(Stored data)
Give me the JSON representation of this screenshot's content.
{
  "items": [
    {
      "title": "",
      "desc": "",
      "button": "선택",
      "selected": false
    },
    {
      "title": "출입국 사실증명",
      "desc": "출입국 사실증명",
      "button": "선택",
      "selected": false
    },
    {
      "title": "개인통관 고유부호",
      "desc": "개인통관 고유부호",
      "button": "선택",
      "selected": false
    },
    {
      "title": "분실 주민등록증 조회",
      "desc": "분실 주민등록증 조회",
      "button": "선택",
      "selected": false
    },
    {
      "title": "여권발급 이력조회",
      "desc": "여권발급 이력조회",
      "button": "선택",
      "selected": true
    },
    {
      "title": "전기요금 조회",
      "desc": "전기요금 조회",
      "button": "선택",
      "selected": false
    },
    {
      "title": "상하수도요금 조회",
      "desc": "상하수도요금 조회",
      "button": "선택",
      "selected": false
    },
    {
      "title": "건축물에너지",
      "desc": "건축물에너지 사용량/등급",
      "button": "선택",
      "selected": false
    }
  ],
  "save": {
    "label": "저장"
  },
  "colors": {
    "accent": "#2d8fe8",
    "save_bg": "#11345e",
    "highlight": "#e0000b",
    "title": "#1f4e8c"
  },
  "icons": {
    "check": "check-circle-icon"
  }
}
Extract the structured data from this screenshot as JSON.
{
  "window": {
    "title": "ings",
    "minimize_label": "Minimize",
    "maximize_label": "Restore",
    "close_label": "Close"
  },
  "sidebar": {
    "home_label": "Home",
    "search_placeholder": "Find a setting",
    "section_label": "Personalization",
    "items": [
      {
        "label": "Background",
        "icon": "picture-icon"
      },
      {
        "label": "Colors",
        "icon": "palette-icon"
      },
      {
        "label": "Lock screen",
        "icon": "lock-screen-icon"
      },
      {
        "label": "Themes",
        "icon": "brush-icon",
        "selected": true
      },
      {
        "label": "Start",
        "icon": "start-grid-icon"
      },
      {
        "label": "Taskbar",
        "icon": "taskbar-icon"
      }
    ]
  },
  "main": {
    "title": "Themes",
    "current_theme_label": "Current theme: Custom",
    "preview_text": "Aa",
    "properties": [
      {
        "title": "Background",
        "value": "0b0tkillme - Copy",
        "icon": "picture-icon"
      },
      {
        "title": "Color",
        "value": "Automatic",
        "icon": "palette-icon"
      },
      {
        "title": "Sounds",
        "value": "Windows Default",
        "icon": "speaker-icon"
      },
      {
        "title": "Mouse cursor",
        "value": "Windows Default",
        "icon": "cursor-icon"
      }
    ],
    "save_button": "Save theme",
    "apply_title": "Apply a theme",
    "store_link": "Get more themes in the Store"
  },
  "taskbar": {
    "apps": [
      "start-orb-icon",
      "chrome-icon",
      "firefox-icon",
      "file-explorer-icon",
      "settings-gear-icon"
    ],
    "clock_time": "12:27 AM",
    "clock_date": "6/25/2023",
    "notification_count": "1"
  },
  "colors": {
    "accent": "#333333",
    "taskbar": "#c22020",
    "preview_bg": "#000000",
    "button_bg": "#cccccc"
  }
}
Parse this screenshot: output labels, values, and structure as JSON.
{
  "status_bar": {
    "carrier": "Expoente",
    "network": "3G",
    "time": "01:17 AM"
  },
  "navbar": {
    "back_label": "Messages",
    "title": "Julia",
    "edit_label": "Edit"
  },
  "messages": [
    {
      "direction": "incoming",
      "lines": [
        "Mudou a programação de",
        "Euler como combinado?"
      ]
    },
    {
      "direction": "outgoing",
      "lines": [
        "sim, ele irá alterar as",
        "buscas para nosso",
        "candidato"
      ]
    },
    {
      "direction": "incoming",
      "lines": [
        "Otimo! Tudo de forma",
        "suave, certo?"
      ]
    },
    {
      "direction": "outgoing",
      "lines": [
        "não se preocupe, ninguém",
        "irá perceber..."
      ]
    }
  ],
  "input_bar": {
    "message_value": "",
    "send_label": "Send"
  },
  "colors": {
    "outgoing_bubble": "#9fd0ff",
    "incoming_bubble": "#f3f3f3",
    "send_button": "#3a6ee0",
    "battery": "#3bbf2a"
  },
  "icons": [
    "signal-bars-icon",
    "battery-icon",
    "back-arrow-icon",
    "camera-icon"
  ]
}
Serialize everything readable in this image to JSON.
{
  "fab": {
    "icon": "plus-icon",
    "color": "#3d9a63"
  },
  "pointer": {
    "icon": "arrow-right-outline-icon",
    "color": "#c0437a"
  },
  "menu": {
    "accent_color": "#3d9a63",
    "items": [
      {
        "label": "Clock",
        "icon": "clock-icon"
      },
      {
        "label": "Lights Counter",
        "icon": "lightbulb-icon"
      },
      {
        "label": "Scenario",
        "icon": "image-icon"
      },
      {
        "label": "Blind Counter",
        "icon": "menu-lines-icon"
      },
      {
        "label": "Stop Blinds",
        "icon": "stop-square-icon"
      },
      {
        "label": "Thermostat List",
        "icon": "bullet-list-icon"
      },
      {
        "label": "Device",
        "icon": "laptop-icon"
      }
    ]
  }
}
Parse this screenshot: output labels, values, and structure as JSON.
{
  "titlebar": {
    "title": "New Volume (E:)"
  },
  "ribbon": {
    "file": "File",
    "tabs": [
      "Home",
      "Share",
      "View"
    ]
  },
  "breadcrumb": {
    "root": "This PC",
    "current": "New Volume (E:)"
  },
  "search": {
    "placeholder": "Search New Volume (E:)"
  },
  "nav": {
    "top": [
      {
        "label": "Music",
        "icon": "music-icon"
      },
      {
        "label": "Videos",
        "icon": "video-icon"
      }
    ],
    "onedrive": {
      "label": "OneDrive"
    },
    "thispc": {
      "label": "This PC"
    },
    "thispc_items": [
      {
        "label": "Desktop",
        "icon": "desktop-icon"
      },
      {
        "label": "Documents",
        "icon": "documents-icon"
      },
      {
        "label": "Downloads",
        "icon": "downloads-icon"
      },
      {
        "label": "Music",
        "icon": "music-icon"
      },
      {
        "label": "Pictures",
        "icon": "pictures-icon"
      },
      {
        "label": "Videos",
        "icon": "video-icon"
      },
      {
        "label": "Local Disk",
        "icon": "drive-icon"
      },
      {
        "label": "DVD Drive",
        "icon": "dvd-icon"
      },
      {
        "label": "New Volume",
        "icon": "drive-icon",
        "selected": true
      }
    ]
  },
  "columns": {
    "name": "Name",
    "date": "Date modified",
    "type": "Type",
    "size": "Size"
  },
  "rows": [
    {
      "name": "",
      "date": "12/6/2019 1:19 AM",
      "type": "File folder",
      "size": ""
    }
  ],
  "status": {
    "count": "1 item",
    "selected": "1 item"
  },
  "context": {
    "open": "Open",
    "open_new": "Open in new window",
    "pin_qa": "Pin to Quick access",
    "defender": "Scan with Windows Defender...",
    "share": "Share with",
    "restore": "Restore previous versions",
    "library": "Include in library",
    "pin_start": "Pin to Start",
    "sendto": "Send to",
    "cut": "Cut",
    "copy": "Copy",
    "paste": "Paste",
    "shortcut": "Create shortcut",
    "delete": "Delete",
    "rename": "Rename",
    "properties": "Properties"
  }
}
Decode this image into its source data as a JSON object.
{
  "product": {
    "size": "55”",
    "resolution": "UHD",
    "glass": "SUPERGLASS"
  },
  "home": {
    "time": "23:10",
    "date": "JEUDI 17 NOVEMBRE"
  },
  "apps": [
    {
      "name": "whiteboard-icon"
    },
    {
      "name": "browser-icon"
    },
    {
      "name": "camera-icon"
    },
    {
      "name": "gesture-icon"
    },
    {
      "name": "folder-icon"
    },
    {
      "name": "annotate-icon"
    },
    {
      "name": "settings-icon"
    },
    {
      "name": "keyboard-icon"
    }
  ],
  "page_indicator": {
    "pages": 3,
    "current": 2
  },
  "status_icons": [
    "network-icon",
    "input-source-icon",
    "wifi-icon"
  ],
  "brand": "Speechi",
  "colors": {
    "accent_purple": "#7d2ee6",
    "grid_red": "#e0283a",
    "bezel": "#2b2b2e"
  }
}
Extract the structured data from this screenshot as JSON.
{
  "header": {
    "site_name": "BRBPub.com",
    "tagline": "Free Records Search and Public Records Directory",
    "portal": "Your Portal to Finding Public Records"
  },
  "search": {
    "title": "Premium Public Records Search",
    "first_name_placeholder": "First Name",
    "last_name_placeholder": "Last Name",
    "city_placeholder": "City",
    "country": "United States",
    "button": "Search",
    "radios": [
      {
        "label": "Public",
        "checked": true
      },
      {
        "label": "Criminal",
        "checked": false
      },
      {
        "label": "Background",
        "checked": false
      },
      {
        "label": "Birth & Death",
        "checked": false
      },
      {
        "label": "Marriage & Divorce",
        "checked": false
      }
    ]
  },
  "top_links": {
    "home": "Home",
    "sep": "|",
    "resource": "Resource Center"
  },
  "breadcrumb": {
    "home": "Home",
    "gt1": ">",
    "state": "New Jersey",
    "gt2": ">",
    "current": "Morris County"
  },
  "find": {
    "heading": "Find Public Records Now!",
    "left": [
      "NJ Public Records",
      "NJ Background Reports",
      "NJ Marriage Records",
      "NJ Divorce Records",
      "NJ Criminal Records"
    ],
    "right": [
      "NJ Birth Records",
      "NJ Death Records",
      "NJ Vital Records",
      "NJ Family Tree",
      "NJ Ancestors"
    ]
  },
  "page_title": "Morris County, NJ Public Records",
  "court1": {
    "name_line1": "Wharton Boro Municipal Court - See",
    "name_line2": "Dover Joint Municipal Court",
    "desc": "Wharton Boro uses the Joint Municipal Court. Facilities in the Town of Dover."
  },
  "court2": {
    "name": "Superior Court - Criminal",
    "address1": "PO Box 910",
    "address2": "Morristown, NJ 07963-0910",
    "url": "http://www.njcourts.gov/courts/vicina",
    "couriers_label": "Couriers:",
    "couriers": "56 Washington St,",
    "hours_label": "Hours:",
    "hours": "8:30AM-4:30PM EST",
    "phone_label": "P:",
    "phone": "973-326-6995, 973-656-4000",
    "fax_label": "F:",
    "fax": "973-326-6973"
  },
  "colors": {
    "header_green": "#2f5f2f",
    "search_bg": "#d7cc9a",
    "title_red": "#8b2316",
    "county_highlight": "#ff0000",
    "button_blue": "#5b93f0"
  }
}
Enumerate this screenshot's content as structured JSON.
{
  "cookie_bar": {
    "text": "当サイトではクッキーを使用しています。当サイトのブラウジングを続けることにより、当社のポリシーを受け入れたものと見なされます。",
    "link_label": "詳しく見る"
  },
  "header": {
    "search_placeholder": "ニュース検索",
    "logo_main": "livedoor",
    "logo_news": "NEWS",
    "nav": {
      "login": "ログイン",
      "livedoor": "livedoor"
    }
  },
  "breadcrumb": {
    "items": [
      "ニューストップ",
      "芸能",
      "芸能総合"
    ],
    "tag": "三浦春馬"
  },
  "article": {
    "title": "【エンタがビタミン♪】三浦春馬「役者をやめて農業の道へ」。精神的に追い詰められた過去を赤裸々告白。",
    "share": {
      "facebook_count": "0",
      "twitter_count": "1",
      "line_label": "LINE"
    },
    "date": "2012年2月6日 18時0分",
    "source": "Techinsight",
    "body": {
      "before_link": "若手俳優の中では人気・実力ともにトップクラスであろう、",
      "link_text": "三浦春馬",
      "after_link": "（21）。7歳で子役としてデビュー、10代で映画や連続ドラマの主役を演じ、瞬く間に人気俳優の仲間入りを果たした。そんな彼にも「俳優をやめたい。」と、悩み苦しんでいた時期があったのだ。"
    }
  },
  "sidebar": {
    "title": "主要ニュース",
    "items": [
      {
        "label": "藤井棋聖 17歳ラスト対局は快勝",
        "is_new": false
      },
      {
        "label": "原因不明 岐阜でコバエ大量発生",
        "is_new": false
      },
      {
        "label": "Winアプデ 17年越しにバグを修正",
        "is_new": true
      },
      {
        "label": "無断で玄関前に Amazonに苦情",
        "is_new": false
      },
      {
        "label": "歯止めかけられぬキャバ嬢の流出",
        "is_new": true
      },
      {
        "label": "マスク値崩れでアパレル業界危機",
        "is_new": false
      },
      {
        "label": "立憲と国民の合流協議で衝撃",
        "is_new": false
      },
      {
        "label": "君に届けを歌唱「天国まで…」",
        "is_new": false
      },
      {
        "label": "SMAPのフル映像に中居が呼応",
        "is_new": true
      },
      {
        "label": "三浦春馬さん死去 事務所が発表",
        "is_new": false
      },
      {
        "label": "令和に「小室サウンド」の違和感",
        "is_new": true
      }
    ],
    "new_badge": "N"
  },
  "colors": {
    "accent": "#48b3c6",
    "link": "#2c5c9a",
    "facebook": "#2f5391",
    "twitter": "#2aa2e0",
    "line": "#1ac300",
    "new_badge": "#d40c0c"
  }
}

▸ What is required: Copy out each line that contains the word "Joint".

▸ In response:
    "name_line2": "Dover Joint Municipal Court",
    "desc": "Wharton Boro uses the Joint Municipal Court. Facilities in the Town of Dover."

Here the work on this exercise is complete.